▸ Exercise objective: The answer must be a single number: how many lines of the records below contain "JSON".

▸ Entries provided:
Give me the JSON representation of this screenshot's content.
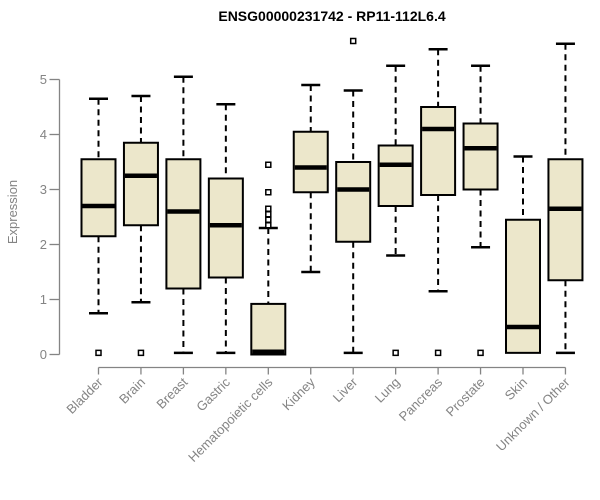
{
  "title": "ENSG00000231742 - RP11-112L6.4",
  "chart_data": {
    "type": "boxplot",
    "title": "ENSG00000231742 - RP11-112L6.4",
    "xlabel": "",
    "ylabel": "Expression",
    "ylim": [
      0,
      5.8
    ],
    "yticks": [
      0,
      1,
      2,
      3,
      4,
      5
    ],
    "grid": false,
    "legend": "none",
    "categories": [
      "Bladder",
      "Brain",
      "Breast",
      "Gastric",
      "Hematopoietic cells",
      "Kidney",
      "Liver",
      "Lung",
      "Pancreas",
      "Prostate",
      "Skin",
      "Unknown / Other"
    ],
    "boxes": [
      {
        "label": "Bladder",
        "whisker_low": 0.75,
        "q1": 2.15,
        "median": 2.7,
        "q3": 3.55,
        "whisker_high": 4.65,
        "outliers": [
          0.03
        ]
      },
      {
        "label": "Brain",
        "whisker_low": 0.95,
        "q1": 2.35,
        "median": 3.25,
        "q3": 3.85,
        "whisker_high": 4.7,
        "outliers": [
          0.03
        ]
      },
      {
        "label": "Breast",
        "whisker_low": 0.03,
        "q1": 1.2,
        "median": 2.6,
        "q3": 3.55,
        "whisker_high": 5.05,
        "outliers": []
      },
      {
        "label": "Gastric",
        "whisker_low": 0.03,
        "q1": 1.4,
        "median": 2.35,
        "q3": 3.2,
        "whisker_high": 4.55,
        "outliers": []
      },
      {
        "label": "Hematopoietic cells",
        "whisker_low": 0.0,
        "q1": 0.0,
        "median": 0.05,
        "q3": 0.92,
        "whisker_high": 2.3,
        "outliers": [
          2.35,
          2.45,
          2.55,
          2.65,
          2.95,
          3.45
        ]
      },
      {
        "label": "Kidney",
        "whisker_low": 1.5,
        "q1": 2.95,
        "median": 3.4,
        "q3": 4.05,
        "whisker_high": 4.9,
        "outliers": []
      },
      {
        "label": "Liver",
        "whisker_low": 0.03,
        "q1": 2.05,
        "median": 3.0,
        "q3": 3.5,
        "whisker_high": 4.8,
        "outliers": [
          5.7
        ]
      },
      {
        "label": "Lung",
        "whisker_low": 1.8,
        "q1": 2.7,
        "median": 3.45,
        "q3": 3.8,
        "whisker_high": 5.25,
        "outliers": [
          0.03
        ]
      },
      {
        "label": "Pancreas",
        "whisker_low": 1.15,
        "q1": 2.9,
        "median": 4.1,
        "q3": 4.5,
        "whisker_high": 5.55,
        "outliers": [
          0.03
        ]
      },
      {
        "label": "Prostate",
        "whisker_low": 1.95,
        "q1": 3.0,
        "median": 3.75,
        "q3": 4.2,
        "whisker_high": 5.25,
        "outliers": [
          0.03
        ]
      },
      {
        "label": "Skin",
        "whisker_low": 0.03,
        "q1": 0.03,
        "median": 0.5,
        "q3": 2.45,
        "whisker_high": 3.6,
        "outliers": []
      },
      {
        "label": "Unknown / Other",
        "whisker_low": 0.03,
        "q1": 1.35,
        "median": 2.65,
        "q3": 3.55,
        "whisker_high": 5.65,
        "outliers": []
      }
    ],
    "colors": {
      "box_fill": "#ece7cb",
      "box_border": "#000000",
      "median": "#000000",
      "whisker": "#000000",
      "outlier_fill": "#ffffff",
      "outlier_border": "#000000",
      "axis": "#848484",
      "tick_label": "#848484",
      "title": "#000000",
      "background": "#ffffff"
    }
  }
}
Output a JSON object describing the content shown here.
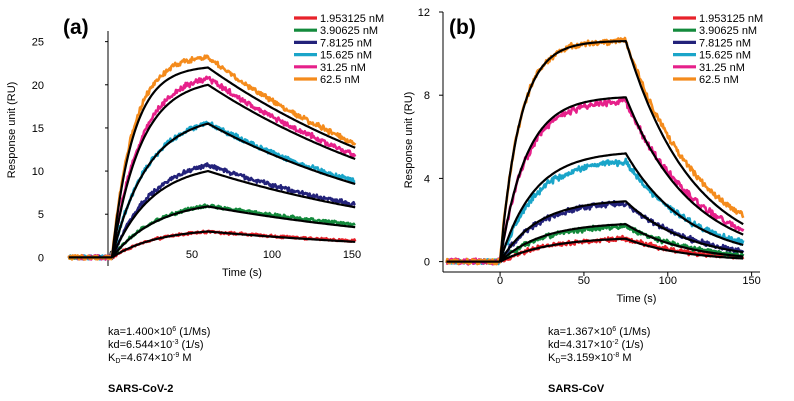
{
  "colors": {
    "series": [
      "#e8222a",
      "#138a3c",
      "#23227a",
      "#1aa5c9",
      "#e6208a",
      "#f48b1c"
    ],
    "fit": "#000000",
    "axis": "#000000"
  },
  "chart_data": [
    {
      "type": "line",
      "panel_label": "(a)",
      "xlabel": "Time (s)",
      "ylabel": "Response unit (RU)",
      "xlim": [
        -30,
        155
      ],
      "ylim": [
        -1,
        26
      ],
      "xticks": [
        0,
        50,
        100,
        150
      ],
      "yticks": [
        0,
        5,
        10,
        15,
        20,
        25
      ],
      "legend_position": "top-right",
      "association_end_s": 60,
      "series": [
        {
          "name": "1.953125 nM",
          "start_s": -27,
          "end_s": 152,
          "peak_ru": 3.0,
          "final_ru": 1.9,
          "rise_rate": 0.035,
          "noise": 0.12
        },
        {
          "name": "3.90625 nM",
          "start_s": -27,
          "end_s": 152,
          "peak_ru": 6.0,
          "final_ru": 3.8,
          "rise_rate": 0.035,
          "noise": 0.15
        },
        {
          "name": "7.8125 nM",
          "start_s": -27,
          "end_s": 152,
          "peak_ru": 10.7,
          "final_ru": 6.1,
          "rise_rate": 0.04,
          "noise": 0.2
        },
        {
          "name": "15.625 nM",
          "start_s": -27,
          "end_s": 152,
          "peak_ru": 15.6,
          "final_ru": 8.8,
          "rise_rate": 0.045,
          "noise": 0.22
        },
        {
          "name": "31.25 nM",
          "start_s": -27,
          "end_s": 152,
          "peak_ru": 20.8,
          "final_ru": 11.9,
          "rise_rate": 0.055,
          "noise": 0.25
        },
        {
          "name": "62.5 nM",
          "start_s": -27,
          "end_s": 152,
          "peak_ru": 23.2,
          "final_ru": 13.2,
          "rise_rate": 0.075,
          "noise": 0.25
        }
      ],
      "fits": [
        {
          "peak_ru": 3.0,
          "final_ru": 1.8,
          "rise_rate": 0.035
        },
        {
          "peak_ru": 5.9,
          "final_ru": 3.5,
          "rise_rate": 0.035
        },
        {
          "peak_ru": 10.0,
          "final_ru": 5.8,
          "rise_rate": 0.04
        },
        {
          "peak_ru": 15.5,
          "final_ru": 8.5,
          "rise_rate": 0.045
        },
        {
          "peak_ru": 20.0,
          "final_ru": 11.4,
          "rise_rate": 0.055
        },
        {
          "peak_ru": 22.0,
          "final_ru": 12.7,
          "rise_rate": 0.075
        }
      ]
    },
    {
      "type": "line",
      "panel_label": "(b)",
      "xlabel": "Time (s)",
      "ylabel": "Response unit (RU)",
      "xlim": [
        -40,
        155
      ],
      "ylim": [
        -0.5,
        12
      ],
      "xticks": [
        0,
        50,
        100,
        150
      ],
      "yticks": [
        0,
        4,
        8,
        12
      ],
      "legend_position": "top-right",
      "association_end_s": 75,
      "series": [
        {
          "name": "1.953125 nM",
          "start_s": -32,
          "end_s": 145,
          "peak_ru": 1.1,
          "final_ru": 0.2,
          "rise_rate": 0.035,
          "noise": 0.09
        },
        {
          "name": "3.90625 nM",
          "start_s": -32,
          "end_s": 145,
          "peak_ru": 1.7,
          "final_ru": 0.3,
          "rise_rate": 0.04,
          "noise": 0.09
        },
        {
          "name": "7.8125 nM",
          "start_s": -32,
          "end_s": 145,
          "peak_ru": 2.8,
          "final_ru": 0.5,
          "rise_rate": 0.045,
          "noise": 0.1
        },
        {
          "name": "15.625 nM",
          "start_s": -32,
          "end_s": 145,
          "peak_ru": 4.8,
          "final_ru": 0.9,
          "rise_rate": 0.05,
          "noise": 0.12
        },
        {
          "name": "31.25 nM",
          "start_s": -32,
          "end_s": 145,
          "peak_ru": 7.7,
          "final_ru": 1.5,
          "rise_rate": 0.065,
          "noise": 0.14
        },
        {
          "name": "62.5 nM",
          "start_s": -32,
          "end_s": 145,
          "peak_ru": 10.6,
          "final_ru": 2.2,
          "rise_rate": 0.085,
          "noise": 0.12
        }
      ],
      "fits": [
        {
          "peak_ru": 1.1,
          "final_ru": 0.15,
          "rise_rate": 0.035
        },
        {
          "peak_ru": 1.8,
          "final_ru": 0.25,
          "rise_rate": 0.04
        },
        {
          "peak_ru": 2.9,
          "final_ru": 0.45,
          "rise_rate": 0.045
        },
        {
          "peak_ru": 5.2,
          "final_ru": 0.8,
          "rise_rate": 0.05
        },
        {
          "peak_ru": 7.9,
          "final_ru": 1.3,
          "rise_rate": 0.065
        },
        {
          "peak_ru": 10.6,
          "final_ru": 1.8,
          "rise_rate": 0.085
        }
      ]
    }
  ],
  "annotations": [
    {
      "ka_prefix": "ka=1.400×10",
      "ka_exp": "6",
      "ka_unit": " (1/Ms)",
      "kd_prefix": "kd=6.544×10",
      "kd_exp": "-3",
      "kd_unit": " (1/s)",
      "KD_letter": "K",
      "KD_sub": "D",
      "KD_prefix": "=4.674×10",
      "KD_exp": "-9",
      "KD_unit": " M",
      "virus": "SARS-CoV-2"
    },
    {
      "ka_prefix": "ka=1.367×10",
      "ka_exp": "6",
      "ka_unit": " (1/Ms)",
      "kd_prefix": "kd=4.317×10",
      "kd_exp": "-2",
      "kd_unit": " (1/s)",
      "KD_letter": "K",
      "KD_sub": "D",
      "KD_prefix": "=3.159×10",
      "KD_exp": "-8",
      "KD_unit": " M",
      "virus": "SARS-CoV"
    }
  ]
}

▸ Reply: 2